Stated task:
Copy the lines that follow, keeping every character the same.

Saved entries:
* * * * * * * * *
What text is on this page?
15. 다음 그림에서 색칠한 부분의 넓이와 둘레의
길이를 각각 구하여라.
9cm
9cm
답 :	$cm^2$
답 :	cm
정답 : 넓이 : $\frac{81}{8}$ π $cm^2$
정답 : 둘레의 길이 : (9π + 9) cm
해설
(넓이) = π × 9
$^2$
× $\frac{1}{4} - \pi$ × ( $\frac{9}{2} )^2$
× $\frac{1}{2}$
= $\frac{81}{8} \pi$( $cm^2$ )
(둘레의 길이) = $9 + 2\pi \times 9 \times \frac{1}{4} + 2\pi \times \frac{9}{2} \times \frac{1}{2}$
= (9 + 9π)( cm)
* * * * * * * * *
Answer to this exercise:
What text is on this page?
15. 다음 그림에서 색칠한 부분의 넓이와 둘레의
길이를 각각 구하여라.
9cm
9cm
답 :	$cm^2$
답 :	cm
정답 : 넓이 : $\frac{81}{8}$ π $cm^2$
정답 : 둘레의 길이 : (9π + 9) cm
해설
(넓이) = π × 9
$^2$
× $\frac{1}{4} - \pi$ × ( $\frac{9}{2} )^2$
× $\frac{1}{2}$
= $\frac{81}{8} \pi$( $cm^2$ )
(둘레의 길이) = $9 + 2\pi \times 9 \times \frac{1}{4} + 2\pi \times \frac{9}{2} \times \frac{1}{2}$
= (9 + 9π)( cm)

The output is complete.